Exercise objective =>
Set out each line from the following listing that includes the word "Road".

Stored records =>
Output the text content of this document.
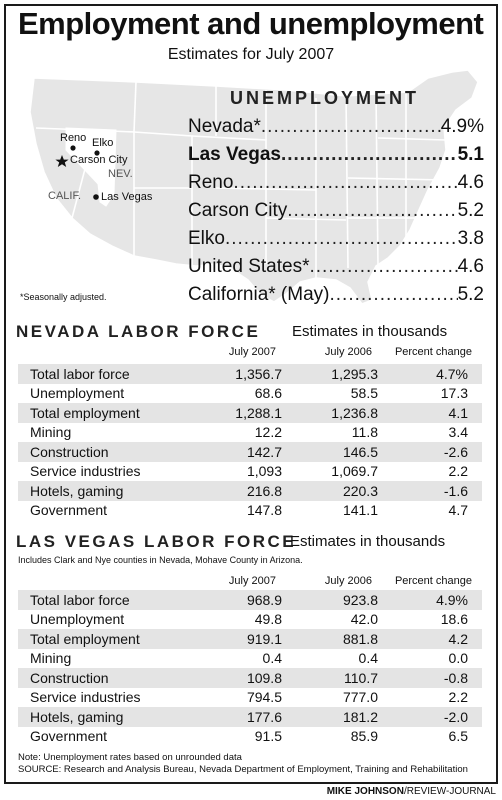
Employment and unemployment
Estimates for July 2007
Reno Elko
Carson City
NEV.
CALIF. Las Vegas
UNEMPLOYMENT
Nevada* .....	4.9%
Las Vegas .....	5.1
Reno .....	4.6
Carson City .....	5.2
Elko .....	3.8
United States* .....	4.6
California* (May) .....	5.2
*Seasonally adjusted.
NEVADA LABOR FORCE Estimates in thousands
July 2007	July 2006	Percent change
Total labor force	1,356.7	1,295.3	4.7%
Unemployment	68.6	58.5	17.3
Total employment	1,288.1	1,236.8	4.1
Mining	12.2	11.8	3.4
Construction	142.7	146.5	-2.6
Service industries	1,093	1,069.7	2.2
Hotels, gaming	216.8	220.3	-1.6
Government	147.8	141.1	4.7
LAS VEGAS LABOR FORCE
Estimates in thousands
Includes Clark and Nye counties in Nevada, Mohave County in Arizona.
July 2007	July 2006	Percent change
Total labor force	968.9	923.8	4.9%
Unemployment	49.8	42.0	18.6
Total employment	919.1	881.8	4.2
Mining	0.4	0.4	0.0
Construction	109.8	110.7	-0.8
Service industries	794.5	777.0	2.2
Hotels, gaming	177.6	181.2	-2.0
Government	91.5	85.9	6.5
Note: Unemployment rates based on unrounded data
SOURCE: Research and Analysis Bureau, Nevada Department of Employment, Training and Rehabilitation
MIKE JOHNSON/REVIEW-JOURNAL
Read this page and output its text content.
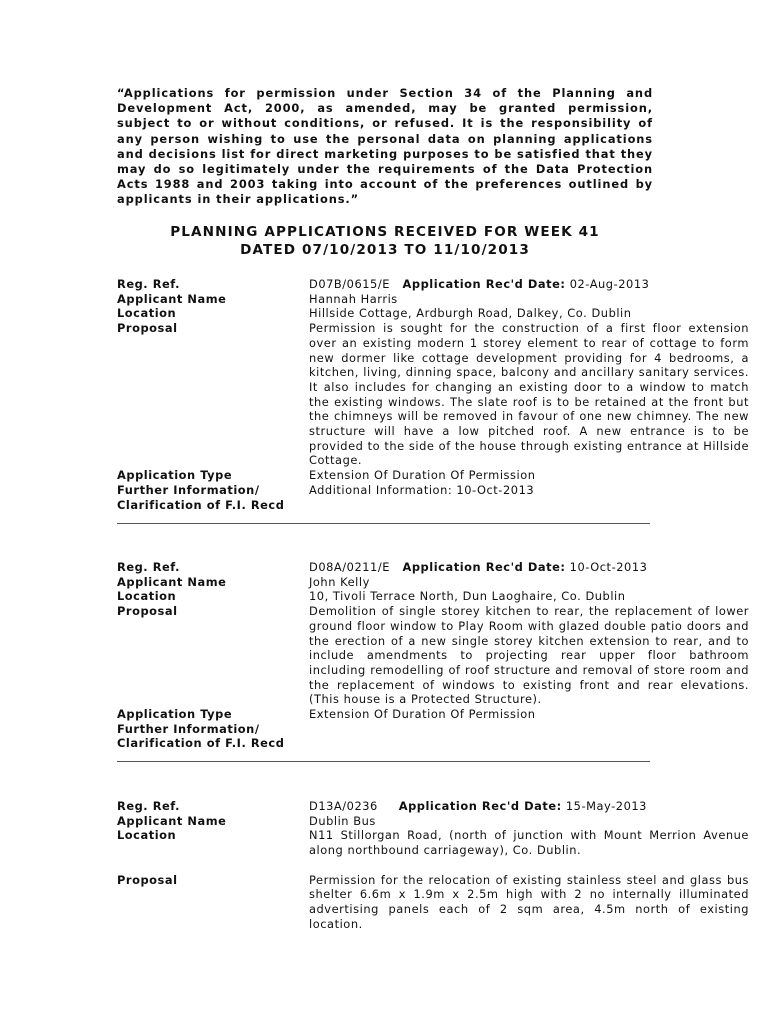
“Applications for permission under Section 34 of the Planning and Development Act, 2000, as amended, may be granted permission, subject to or without conditions, or refused. It is the responsibility of any person wishing to use the personal data on planning applications and decisions list for direct marketing purposes to be satisfied that they may do so legitimately under the requirements of the Data Protection Acts 1988 and 2003 taking into account of the preferences outlined by applicants in their applications.”

PLANNING APPLICATIONS RECEIVED FOR WEEK 41

DATED 07/10/2013 TO 11/10/2013

Reg. Ref.	D07B/0615/E Application Rec'd Date: 02-Aug-2013
Applicant Name	Hannah Harris
Location	Hillside Cottage, Ardburgh Road, Dalkey, Co. Dublin
Proposal	Permission is sought for the construction of a first floor extension over an existing modern 1 storey element to rear of cottage to form new dormer like cottage development providing for 4 bedrooms, a kitchen, living, dinning space, balcony and ancillary sanitary services. It also includes for changing an existing door to a window to match the existing windows. The slate roof is to be retained at the front but the chimneys will be removed in favour of one new chimney. The new structure will have a low pitched roof. A new entrance is to be provided to the side of the house through existing entrance at Hillside Cottage.
Application Type	Extension Of Duration Of Permission
Further Information/	Additional Information: 10-Oct-2013
Clarification of F.I. Recd
Reg. Ref.	D08A/0211/E Application Rec'd Date: 10-Oct-2013
Applicant Name	John Kelly
Location	10, Tivoli Terrace North, Dun Laoghaire, Co. Dublin
Proposal	Demolition of single storey kitchen to rear, the replacement of lower ground floor window to Play Room with glazed double patio doors and the erection of a new single storey kitchen extension to rear, and to include amendments to projecting rear upper floor bathroom including remodelling of roof structure and removal of store room and the replacement of windows to existing front and rear elevations. (This house is a Protected Structure).
Application Type	Extension Of Duration Of Permission
Further Information/
Clarification of F.I. Recd
Reg. Ref.	D13A/0236 Application Rec'd Date: 15-May-2013
Applicant Name	Dublin Bus
Location	N11 Stillorgan Road, (north of junction with Mount Merrion Avenue along northbound carriageway), Co. Dublin.
Proposal	Permission for the relocation of existing stainless steel and glass bus shelter 6.6m x 1.9m x 2.5m high with 2 no internally illuminated advertising panels each of 2 sqm area, 4.5m north of existing location.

Complete response =>
Location	Hillside Cottage, Ardburgh Road, Dalkey, Co. Dublin
Location	N11 Stillorgan Road, (north of junction with Mount Merrion Avenue along northbound carriageway), Co. Dublin.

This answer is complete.